*Stored data*.
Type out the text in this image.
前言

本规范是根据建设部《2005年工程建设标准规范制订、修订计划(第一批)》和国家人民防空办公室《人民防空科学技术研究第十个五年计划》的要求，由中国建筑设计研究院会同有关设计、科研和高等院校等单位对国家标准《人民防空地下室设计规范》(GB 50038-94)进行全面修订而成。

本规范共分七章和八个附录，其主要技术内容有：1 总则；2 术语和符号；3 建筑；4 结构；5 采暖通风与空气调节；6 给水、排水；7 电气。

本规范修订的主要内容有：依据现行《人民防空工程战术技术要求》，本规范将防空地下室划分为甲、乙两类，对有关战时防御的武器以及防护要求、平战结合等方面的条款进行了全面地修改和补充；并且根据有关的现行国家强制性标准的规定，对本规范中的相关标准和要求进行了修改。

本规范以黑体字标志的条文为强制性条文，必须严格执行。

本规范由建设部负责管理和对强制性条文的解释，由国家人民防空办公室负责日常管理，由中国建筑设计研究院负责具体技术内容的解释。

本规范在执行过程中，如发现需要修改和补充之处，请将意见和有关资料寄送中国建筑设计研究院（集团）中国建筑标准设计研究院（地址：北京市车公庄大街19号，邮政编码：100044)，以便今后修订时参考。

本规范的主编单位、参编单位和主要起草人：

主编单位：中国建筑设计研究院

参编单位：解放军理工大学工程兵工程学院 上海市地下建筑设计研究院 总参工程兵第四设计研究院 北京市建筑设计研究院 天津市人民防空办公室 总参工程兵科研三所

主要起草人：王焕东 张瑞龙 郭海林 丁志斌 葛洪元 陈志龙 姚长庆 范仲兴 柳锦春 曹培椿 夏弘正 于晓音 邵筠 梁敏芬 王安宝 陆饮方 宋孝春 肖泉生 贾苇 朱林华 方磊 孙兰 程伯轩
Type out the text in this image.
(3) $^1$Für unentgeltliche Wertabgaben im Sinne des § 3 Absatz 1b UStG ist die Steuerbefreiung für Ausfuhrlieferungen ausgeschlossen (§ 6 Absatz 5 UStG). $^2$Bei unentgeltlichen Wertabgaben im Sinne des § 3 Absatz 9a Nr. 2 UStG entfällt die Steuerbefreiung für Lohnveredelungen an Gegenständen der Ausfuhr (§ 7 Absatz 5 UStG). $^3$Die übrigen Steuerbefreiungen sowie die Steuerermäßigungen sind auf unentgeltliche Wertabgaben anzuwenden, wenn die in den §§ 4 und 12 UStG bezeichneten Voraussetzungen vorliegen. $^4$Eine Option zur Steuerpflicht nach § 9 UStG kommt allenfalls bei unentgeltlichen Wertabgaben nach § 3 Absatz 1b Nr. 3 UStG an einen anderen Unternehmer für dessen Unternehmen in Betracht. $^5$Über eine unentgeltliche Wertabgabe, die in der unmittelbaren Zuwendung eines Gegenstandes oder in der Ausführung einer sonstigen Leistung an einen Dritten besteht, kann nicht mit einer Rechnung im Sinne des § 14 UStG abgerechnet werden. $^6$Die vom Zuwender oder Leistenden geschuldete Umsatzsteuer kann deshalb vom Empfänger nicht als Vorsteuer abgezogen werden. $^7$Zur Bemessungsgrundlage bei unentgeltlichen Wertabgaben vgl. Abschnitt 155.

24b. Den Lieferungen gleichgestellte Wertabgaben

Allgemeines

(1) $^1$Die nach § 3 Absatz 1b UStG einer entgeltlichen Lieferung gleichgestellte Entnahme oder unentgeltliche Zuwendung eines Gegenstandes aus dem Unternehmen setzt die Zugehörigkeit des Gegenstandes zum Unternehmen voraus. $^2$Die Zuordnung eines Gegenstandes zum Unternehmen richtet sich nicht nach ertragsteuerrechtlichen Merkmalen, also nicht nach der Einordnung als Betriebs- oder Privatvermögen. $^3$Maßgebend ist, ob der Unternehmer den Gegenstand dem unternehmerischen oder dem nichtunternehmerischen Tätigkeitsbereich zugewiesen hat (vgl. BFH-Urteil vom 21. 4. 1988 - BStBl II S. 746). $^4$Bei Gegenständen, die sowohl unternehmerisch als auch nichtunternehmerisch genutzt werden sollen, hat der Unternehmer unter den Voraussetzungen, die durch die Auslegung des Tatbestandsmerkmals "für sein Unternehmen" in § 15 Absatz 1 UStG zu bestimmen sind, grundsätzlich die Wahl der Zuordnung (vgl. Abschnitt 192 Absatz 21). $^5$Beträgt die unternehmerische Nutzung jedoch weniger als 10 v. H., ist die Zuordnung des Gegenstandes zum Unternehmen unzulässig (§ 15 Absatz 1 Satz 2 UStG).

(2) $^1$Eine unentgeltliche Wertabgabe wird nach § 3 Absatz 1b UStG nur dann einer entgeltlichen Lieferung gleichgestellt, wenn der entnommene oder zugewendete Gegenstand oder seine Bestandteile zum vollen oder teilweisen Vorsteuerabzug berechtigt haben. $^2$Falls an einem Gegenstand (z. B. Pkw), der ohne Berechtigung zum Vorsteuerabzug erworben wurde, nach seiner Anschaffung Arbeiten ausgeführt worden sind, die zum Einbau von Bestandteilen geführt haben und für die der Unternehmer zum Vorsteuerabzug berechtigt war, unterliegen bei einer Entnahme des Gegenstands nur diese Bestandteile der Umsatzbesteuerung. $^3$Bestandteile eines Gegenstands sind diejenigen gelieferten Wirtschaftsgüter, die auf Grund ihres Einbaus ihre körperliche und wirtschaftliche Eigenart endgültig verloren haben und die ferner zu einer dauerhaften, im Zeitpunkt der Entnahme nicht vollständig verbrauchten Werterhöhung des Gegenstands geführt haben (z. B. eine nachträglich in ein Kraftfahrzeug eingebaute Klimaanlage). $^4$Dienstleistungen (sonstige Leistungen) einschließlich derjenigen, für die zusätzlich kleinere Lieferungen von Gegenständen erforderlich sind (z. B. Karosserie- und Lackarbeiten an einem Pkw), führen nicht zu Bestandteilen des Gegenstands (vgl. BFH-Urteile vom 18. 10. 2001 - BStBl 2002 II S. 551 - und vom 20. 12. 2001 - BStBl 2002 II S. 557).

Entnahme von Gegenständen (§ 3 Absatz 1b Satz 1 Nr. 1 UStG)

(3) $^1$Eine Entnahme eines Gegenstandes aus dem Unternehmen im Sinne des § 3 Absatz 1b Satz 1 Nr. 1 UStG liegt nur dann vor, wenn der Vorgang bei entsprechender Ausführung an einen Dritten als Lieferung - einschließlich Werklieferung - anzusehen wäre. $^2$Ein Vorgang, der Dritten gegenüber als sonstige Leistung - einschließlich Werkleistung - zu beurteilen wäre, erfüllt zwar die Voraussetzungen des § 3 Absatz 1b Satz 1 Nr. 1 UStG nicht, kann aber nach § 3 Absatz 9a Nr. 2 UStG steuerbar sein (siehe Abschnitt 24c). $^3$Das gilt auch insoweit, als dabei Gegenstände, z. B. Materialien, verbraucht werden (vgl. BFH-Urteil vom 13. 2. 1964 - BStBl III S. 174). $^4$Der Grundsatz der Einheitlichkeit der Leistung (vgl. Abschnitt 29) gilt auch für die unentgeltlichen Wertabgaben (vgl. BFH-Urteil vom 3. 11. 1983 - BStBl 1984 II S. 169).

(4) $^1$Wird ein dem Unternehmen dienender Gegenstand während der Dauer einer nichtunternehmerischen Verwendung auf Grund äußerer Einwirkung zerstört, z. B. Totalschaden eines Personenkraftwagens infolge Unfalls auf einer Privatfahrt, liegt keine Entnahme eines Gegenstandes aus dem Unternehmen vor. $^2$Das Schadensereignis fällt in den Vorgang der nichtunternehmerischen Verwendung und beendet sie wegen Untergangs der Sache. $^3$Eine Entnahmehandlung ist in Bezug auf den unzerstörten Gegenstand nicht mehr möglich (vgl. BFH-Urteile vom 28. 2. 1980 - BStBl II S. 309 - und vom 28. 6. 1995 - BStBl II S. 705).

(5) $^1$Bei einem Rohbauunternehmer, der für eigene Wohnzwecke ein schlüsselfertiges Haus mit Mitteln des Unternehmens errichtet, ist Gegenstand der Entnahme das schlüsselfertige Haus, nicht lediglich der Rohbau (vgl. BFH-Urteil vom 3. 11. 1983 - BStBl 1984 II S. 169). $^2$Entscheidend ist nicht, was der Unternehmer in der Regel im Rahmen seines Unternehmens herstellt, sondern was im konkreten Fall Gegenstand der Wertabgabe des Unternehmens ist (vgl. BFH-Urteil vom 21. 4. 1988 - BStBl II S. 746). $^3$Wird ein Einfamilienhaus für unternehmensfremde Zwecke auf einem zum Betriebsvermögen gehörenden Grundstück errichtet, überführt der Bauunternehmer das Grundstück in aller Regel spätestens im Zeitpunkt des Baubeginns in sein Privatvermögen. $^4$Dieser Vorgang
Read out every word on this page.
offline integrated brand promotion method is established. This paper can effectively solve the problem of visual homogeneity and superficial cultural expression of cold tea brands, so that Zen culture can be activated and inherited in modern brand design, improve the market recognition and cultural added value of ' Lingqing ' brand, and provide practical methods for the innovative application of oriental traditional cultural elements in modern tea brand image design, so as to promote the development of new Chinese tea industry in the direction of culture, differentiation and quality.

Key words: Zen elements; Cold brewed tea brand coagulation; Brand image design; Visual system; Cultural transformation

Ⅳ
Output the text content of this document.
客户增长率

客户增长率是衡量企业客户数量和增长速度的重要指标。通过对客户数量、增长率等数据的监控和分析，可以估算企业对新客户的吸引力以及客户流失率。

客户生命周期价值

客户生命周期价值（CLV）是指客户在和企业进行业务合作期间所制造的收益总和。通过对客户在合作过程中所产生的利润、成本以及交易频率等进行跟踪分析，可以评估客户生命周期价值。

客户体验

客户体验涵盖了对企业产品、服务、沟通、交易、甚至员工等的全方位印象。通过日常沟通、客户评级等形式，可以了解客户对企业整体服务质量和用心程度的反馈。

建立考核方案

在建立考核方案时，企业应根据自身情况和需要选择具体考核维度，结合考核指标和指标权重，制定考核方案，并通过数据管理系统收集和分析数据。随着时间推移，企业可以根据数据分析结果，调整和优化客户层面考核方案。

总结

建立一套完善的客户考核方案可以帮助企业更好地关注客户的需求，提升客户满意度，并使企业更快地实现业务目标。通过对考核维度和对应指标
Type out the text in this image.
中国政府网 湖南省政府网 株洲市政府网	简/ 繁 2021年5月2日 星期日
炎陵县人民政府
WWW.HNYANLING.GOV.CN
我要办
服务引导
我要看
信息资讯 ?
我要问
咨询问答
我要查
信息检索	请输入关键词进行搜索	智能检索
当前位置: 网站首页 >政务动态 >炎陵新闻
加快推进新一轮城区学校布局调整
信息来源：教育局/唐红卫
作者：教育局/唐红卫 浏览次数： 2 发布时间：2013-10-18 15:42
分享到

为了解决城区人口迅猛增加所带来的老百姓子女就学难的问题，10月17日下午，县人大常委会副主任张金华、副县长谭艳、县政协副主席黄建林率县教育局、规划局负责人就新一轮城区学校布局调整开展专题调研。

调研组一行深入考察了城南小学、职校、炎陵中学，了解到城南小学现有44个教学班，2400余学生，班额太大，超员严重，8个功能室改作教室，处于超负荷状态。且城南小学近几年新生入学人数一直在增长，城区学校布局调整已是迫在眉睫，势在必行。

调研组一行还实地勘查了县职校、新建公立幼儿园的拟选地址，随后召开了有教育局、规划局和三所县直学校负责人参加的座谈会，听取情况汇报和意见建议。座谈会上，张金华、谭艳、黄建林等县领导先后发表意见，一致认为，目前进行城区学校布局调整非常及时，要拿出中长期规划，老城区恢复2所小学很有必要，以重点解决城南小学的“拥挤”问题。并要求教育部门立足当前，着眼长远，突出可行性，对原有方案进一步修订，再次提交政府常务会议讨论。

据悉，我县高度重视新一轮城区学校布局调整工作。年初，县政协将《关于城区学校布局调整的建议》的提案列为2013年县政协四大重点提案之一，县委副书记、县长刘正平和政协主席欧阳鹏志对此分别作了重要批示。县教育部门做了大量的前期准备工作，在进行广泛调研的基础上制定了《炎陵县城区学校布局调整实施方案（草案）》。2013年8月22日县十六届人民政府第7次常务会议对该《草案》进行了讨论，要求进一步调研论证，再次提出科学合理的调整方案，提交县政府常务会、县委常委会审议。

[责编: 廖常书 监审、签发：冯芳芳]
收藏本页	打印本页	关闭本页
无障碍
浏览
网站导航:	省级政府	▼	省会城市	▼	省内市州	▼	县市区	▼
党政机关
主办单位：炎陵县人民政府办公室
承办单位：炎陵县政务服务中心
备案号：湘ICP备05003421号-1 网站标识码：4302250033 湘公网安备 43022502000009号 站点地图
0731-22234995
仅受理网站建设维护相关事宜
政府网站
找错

*Written exercise*. Reproduce the final stretch of the data above: every line from the one holding "Output the text content of this document." through the end, inclusive, exactly as written and nothing else.

*Solution to this problem*.
Output the text content of this document.
客户增长率

客户增长率是衡量企业客户数量和增长速度的重要指标。通过对客户数量、增长率等数据的监控和分析，可以估算企业对新客户的吸引力以及客户流失率。

客户生命周期价值

客户生命周期价值（CLV）是指客户在和企业进行业务合作期间所制造的收益总和。通过对客户在合作过程中所产生的利润、成本以及交易频率等进行跟踪分析，可以评估客户生命周期价值。

客户体验

客户体验涵盖了对企业产品、服务、沟通、交易、甚至员工等的全方位印象。通过日常沟通、客户评级等形式，可以了解客户对企业整体服务质量和用心程度的反馈。

建立考核方案

在建立考核方案时，企业应根据自身情况和需要选择具体考核维度，结合考核指标和指标权重，制定考核方案，并通过数据管理系统收集和分析数据。随着时间推移，企业可以根据数据分析结果，调整和优化客户层面考核方案。

总结

建立一套完善的客户考核方案可以帮助企业更好地关注客户的需求，提升客户满意度，并使企业更快地实现业务目标。通过对考核维度和对应指标
Type out the text in this image.
中国政府网 湖南省政府网 株洲市政府网	简/ 繁 2021年5月2日 星期日
炎陵县人民政府
WWW.HNYANLING.GOV.CN
我要办
服务引导
我要看
信息资讯 ?
我要问
咨询问答
我要查
信息检索	请输入关键词进行搜索	智能检索
当前位置: 网站首页 >政务动态 >炎陵新闻
加快推进新一轮城区学校布局调整
信息来源：教育局/唐红卫
作者：教育局/唐红卫 浏览次数： 2 发布时间：2013-10-18 15:42
分享到

为了解决城区人口迅猛增加所带来的老百姓子女就学难的问题，10月17日下午，县人大常委会副主任张金华、副县长谭艳、县政协副主席黄建林率县教育局、规划局负责人就新一轮城区学校布局调整开展专题调研。

调研组一行深入考察了城南小学、职校、炎陵中学，了解到城南小学现有44个教学班，2400余学生，班额太大，超员严重，8个功能室改作教室，处于超负荷状态。且城南小学近几年新生入学人数一直在增长，城区学校布局调整已是迫在眉睫，势在必行。

调研组一行还实地勘查了县职校、新建公立幼儿园的拟选地址，随后召开了有教育局、规划局和三所县直学校负责人参加的座谈会，听取情况汇报和意见建议。座谈会上，张金华、谭艳、黄建林等县领导先后发表意见，一致认为，目前进行城区学校布局调整非常及时，要拿出中长期规划，老城区恢复2所小学很有必要，以重点解决城南小学的“拥挤”问题。并要求教育部门立足当前，着眼长远，突出可行性，对原有方案进一步修订，再次提交政府常务会议讨论。

据悉，我县高度重视新一轮城区学校布局调整工作。年初，县政协将《关于城区学校布局调整的建议》的提案列为2013年县政协四大重点提案之一，县委副书记、县长刘正平和政协主席欧阳鹏志对此分别作了重要批示。县教育部门做了大量的前期准备工作，在进行广泛调研的基础上制定了《炎陵县城区学校布局调整实施方案（草案）》。2013年8月22日县十六届人民政府第7次常务会议对该《草案》进行了讨论，要求进一步调研论证，再次提出科学合理的调整方案，提交县政府常务会、县委常委会审议。

[责编: 廖常书 监审、签发：冯芳芳]
收藏本页	打印本页	关闭本页
无障碍
浏览
网站导航:	省级政府	▼	省会城市	▼	省内市州	▼	县市区	▼
党政机关
主办单位：炎陵县人民政府办公室
承办单位：炎陵县政务服务中心
备案号：湘ICP备05003421号-1 网站标识码：4302250033 湘公网安备 43022502000009号 站点地图
0731-22234995
仅受理网站建设维护相关事宜
政府网站
找错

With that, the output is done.